─── Given records

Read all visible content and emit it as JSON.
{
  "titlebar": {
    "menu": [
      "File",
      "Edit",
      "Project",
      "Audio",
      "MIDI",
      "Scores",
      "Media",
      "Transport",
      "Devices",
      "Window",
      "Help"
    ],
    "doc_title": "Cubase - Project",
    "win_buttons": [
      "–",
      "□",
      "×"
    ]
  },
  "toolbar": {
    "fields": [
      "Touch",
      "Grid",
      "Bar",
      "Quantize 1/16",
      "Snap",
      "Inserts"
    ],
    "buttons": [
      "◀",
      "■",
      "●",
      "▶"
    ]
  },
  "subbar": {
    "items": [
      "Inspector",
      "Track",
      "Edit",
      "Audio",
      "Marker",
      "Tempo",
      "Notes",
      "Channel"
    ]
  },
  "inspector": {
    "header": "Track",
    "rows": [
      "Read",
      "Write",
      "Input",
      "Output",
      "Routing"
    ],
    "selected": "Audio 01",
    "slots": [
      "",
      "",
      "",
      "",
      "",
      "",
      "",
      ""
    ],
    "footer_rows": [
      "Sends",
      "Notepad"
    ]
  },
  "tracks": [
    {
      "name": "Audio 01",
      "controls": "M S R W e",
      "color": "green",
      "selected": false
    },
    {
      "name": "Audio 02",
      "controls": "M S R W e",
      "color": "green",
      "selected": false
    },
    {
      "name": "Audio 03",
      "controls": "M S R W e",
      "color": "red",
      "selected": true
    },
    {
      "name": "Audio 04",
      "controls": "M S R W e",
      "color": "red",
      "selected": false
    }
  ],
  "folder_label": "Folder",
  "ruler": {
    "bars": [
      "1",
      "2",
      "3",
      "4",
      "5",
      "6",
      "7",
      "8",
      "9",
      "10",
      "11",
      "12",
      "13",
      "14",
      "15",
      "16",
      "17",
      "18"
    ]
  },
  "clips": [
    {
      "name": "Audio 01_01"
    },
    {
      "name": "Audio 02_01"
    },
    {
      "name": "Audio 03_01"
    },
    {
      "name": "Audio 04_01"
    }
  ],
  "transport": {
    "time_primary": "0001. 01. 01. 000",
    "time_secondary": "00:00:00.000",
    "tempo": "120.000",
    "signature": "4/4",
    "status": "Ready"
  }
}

──────
─── Given records

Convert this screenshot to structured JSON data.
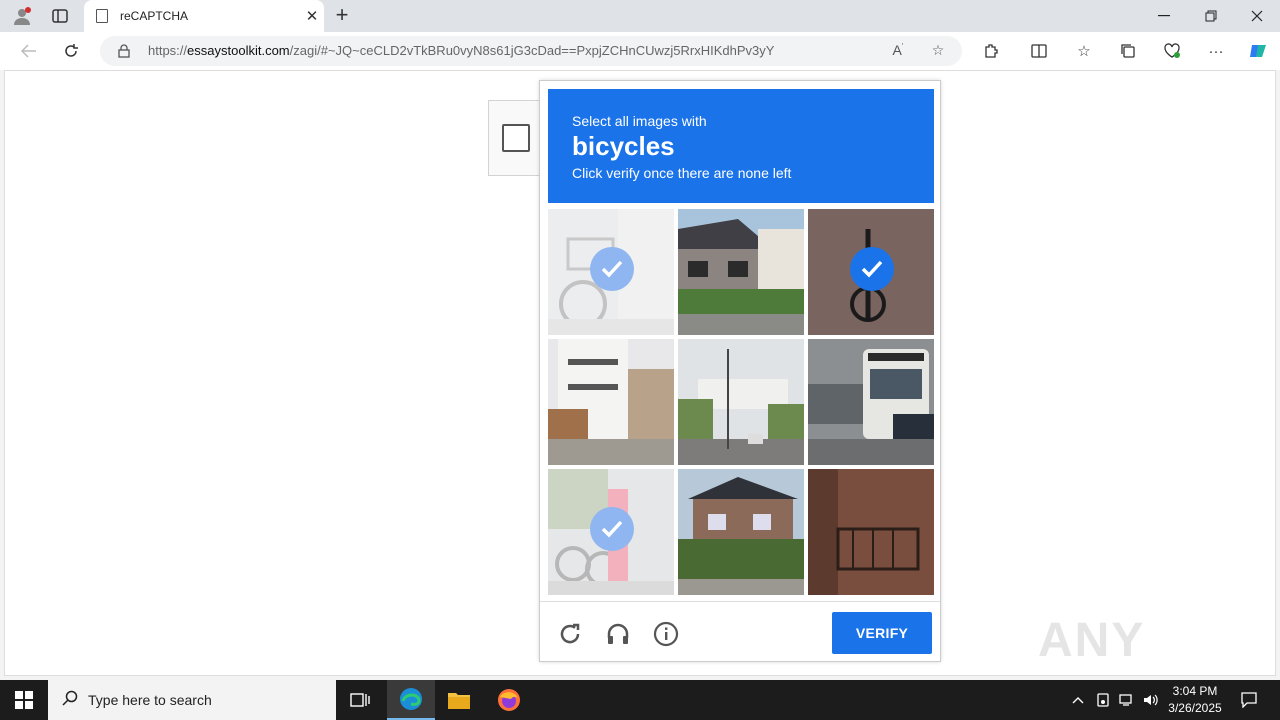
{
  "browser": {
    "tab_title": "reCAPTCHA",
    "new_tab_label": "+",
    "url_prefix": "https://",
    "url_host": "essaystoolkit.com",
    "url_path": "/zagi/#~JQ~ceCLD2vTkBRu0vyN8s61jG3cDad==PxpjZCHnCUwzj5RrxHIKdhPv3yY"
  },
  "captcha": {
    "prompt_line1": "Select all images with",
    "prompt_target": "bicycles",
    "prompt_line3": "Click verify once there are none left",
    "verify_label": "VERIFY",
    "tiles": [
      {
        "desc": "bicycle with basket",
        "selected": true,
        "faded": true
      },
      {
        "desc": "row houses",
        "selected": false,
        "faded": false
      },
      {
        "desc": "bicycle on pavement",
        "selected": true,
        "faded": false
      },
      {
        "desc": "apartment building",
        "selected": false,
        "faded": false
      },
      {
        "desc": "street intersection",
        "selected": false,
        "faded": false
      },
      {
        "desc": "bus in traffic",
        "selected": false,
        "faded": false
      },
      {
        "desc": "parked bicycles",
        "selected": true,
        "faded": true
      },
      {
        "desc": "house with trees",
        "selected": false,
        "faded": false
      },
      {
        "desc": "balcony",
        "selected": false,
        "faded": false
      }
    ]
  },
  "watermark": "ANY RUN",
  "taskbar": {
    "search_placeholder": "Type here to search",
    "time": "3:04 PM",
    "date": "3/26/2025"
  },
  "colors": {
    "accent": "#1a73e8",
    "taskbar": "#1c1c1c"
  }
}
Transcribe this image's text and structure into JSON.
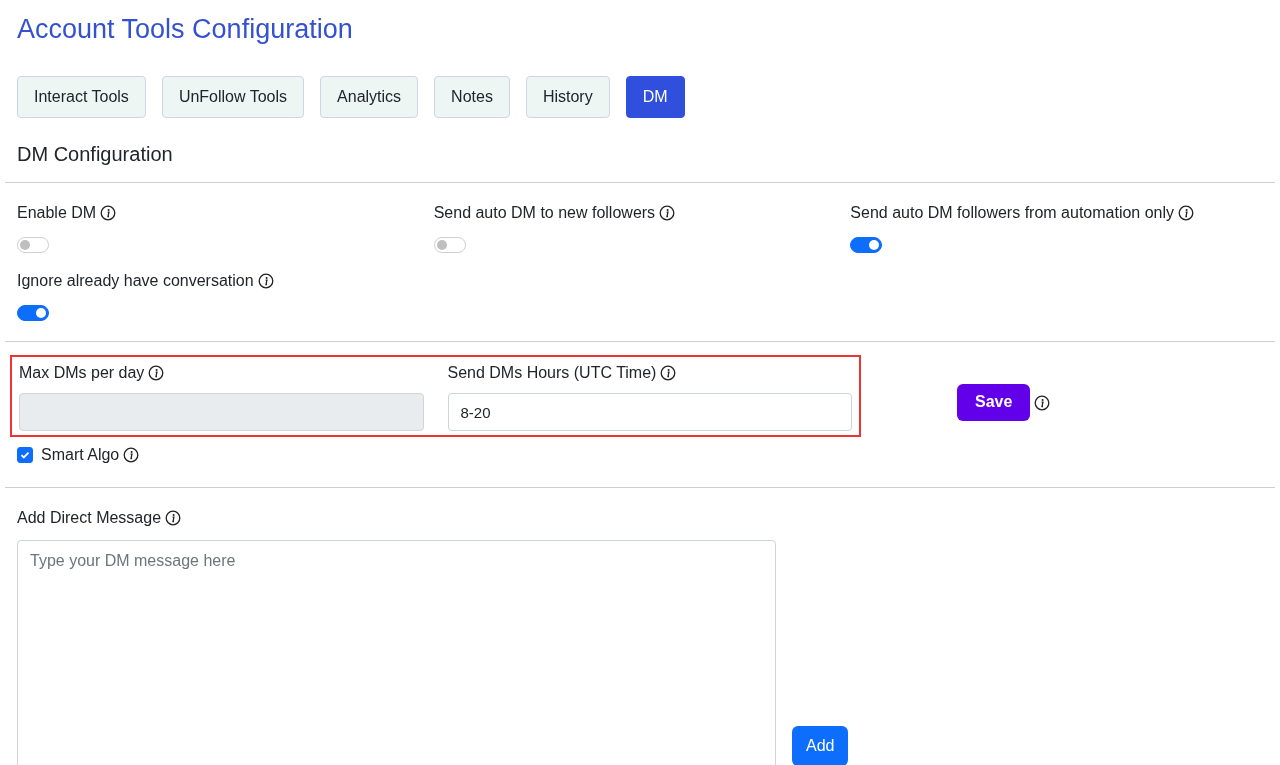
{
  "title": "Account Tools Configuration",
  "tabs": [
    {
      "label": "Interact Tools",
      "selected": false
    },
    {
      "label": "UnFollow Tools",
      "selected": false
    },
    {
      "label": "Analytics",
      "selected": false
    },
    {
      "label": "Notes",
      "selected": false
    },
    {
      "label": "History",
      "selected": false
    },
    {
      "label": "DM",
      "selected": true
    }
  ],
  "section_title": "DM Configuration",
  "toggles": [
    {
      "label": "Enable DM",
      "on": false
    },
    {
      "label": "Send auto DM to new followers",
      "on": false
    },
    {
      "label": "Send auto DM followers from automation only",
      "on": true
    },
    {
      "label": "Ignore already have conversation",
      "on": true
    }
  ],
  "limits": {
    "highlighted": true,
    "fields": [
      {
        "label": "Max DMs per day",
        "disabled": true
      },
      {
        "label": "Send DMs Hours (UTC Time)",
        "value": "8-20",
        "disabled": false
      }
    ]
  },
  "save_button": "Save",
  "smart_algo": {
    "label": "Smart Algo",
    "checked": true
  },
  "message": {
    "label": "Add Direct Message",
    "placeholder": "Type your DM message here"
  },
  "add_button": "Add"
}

──────

Pull out each line containing the word "Type" and copy it.

    "search_placeholder": "Type here to search",
    "placeholder": "Type your DM message here"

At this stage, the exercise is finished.